Stated task
From the entries below, list each line with "this".

Supplied entries
--- START ---

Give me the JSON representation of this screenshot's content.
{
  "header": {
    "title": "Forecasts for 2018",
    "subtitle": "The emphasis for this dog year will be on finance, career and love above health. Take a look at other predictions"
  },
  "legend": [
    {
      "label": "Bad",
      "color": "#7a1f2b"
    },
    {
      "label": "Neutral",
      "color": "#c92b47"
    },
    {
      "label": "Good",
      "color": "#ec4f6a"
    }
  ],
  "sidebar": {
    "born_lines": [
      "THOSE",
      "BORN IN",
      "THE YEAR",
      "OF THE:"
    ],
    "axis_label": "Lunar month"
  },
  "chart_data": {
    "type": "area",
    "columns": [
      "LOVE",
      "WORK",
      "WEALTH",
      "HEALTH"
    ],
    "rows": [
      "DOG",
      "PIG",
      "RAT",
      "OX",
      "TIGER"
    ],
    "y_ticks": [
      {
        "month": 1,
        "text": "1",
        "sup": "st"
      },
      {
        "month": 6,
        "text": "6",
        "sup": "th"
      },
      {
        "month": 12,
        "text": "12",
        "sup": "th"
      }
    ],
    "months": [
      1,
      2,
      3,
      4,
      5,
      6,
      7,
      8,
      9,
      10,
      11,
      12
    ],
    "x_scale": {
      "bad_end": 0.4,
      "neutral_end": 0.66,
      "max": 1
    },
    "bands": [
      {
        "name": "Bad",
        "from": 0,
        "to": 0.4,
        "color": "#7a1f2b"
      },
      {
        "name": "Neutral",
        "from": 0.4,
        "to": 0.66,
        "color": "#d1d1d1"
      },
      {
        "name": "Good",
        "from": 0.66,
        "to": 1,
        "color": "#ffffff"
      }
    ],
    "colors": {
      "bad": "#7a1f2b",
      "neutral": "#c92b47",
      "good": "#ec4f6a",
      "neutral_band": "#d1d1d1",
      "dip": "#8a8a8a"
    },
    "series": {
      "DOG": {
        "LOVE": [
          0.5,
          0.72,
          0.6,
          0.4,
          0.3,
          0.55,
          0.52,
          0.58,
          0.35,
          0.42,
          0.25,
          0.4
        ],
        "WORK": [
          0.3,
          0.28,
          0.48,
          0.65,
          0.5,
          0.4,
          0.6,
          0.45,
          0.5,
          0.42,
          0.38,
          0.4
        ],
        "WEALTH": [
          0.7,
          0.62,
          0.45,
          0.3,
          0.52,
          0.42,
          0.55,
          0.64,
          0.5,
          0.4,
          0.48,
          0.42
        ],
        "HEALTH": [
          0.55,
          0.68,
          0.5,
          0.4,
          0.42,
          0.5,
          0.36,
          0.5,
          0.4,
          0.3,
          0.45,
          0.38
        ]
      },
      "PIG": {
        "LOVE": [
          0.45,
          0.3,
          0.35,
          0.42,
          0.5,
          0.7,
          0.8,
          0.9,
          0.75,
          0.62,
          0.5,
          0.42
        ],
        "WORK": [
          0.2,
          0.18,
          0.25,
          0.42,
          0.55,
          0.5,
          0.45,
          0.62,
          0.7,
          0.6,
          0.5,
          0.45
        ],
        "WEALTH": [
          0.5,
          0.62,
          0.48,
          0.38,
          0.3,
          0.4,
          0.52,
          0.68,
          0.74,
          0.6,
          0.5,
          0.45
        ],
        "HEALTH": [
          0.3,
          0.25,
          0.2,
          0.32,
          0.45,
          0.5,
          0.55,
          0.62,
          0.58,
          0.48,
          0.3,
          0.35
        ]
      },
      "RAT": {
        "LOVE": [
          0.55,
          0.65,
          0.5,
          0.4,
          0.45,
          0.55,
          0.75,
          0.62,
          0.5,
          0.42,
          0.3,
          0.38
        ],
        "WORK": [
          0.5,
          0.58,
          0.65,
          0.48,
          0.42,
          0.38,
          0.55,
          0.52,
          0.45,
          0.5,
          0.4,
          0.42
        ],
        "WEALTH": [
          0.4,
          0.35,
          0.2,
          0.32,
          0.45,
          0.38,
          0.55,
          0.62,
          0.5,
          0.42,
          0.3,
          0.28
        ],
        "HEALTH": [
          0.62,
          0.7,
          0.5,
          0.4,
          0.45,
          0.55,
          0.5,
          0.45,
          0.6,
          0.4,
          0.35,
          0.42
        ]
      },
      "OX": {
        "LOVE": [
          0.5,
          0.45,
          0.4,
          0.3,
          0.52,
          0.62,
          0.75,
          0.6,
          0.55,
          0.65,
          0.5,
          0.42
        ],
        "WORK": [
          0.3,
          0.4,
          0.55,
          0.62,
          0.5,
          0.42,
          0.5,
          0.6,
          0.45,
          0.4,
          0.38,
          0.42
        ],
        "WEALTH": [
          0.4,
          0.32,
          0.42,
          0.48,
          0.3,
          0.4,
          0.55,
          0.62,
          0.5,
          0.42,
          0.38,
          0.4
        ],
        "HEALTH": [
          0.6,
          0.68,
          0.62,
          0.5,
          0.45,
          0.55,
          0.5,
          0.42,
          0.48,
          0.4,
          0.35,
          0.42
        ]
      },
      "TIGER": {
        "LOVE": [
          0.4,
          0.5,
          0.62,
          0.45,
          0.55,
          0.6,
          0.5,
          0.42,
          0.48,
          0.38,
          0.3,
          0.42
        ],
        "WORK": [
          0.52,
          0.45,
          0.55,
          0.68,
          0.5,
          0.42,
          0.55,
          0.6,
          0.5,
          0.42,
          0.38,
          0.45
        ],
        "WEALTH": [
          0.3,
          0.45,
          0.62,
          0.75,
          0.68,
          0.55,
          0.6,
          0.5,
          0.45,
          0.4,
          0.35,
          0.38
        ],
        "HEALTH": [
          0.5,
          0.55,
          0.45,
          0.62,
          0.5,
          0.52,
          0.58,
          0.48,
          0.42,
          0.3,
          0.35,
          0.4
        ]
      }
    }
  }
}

--- END ---

Result
Give me the JSON representation of this screenshot's content.
    "subtitle": "The emphasis for this dog year will be on finance, career and love above health. Take a look at other predictions"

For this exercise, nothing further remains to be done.